TASK DESCRIPTION:
Every line of the records below should be restated exactly.

PROVIDED ENTRIES:

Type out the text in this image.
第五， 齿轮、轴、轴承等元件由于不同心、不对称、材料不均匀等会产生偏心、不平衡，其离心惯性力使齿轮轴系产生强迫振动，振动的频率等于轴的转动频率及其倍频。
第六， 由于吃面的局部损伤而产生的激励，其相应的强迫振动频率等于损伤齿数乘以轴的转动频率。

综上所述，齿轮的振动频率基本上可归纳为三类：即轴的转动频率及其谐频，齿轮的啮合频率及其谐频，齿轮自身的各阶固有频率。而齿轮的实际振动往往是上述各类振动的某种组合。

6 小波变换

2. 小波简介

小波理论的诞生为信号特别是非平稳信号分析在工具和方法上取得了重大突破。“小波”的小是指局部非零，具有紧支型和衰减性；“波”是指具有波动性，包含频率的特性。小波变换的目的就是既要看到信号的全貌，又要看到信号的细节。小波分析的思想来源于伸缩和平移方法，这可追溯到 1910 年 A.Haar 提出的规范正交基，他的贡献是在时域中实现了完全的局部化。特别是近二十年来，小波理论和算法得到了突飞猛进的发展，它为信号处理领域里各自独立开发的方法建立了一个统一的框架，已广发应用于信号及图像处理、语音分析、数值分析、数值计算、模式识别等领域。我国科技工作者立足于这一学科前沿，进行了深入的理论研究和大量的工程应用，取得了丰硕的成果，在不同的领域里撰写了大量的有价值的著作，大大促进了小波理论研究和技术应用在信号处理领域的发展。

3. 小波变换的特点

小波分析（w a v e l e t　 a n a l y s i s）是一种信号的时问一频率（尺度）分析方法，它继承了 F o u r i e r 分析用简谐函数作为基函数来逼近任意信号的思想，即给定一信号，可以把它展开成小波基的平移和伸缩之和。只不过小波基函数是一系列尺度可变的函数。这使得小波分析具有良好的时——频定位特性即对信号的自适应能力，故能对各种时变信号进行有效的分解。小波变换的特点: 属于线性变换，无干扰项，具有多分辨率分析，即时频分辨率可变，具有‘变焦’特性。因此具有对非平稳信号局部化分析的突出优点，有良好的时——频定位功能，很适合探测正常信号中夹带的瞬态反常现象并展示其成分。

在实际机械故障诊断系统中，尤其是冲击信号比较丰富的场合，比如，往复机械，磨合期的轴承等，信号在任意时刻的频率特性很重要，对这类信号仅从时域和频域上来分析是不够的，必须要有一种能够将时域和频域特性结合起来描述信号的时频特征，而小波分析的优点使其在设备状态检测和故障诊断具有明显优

SOLUTION TO THIS TASK:
Type out the text in this image.
第五， 齿轮、轴、轴承等元件由于不同心、不对称、材料不均匀等会产生偏心、不平衡，其离心惯性力使齿轮轴系产生强迫振动，振动的频率等于轴的转动频率及其倍频。
第六， 由于吃面的局部损伤而产生的激励，其相应的强迫振动频率等于损伤齿数乘以轴的转动频率。

综上所述，齿轮的振动频率基本上可归纳为三类：即轴的转动频率及其谐频，齿轮的啮合频率及其谐频，齿轮自身的各阶固有频率。而齿轮的实际振动往往是上述各类振动的某种组合。

6 小波变换

2. 小波简介

小波理论的诞生为信号特别是非平稳信号分析在工具和方法上取得了重大突破。“小波”的小是指局部非零，具有紧支型和衰减性；“波”是指具有波动性，包含频率的特性。小波变换的目的就是既要看到信号的全貌，又要看到信号的细节。小波分析的思想来源于伸缩和平移方法，这可追溯到 1910 年 A.Haar 提出的规范正交基，他的贡献是在时域中实现了完全的局部化。特别是近二十年来，小波理论和算法得到了突飞猛进的发展，它为信号处理领域里各自独立开发的方法建立了一个统一的框架，已广发应用于信号及图像处理、语音分析、数值分析、数值计算、模式识别等领域。我国科技工作者立足于这一学科前沿，进行了深入的理论研究和大量的工程应用，取得了丰硕的成果，在不同的领域里撰写了大量的有价值的著作，大大促进了小波理论研究和技术应用在信号处理领域的发展。

3. 小波变换的特点

小波分析（w a v e l e t　 a n a l y s i s）是一种信号的时问一频率（尺度）分析方法，它继承了 F o u r i e r 分析用简谐函数作为基函数来逼近任意信号的思想，即给定一信号，可以把它展开成小波基的平移和伸缩之和。只不过小波基函数是一系列尺度可变的函数。这使得小波分析具有良好的时——频定位特性即对信号的自适应能力，故能对各种时变信号进行有效的分解。小波变换的特点: 属于线性变换，无干扰项，具有多分辨率分析，即时频分辨率可变，具有‘变焦’特性。因此具有对非平稳信号局部化分析的突出优点，有良好的时——频定位功能，很适合探测正常信号中夹带的瞬态反常现象并展示其成分。

在实际机械故障诊断系统中，尤其是冲击信号比较丰富的场合，比如，往复机械，磨合期的轴承等，信号在任意时刻的频率特性很重要，对这类信号仅从时域和频域上来分析是不够的，必须要有一种能够将时域和频域特性结合起来描述信号的时频特征，而小波分析的优点使其在设备状态检测和故障诊断具有明显优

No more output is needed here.